## WRITTEN PROBLEM
The records are to be restated in their entirety, word for word.

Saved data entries
————
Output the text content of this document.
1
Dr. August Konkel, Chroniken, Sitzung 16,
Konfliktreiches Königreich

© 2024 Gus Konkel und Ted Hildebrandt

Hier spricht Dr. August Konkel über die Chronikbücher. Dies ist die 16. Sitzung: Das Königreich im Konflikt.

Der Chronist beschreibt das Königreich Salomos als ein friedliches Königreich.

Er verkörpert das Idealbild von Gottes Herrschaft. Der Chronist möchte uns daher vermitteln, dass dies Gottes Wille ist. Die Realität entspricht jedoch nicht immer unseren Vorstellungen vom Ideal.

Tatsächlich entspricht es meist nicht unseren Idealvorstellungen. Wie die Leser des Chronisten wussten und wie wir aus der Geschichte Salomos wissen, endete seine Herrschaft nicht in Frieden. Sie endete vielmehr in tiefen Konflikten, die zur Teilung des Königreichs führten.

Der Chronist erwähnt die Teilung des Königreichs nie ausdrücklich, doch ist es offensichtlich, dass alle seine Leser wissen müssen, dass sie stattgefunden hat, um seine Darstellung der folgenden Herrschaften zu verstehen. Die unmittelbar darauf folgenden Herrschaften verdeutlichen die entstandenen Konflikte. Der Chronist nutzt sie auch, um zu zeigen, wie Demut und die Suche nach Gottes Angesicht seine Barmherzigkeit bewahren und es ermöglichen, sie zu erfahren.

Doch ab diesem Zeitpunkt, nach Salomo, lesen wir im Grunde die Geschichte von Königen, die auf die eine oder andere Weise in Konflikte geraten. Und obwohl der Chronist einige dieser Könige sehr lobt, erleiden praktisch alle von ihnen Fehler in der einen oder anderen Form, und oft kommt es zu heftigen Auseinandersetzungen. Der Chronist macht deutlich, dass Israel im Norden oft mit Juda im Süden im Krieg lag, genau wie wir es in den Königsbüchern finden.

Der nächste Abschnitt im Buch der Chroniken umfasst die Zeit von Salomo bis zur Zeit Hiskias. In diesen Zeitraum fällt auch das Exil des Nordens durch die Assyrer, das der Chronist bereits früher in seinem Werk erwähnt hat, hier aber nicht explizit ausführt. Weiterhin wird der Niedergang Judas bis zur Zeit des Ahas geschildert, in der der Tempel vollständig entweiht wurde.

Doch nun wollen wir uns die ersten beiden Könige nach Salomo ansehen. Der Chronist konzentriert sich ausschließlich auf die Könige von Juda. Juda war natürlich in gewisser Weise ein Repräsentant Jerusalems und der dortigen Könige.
————
## FULL OUTPUT
Output the text content of this document.
1
Dr. August Konkel, Chroniken, Sitzung 16,
Konfliktreiches Königreich

© 2024 Gus Konkel und Ted Hildebrandt

Hier spricht Dr. August Konkel über die Chronikbücher. Dies ist die 16. Sitzung: Das Königreich im Konflikt.

Der Chronist beschreibt das Königreich Salomos als ein friedliches Königreich.

Er verkörpert das Idealbild von Gottes Herrschaft. Der Chronist möchte uns daher vermitteln, dass dies Gottes Wille ist. Die Realität entspricht jedoch nicht immer unseren Vorstellungen vom Ideal.

Tatsächlich entspricht es meist nicht unseren Idealvorstellungen. Wie die Leser des Chronisten wussten und wie wir aus der Geschichte Salomos wissen, endete seine Herrschaft nicht in Frieden. Sie endete vielmehr in tiefen Konflikten, die zur Teilung des Königreichs führten.

Der Chronist erwähnt die Teilung des Königreichs nie ausdrücklich, doch ist es offensichtlich, dass alle seine Leser wissen müssen, dass sie stattgefunden hat, um seine Darstellung der folgenden Herrschaften zu verstehen. Die unmittelbar darauf folgenden Herrschaften verdeutlichen die entstandenen Konflikte. Der Chronist nutzt sie auch, um zu zeigen, wie Demut und die Suche nach Gottes Angesicht seine Barmherzigkeit bewahren und es ermöglichen, sie zu erfahren.

Doch ab diesem Zeitpunkt, nach Salomo, lesen wir im Grunde die Geschichte von Königen, die auf die eine oder andere Weise in Konflikte geraten. Und obwohl der Chronist einige dieser Könige sehr lobt, erleiden praktisch alle von ihnen Fehler in der einen oder anderen Form, und oft kommt es zu heftigen Auseinandersetzungen. Der Chronist macht deutlich, dass Israel im Norden oft mit Juda im Süden im Krieg lag, genau wie wir es in den Königsbüchern finden.

Der nächste Abschnitt im Buch der Chroniken umfasst die Zeit von Salomo bis zur Zeit Hiskias. In diesen Zeitraum fällt auch das Exil des Nordens durch die Assyrer, das der Chronist bereits früher in seinem Werk erwähnt hat, hier aber nicht explizit ausführt. Weiterhin wird der Niedergang Judas bis zur Zeit des Ahas geschildert, in der der Tempel vollständig entweiht wurde.

Doch nun wollen wir uns die ersten beiden Könige nach Salomo ansehen. Der Chronist konzentriert sich ausschließlich auf die Könige von Juda. Juda war natürlich in gewisser Weise ein Repräsentant Jerusalems und der dortigen Könige.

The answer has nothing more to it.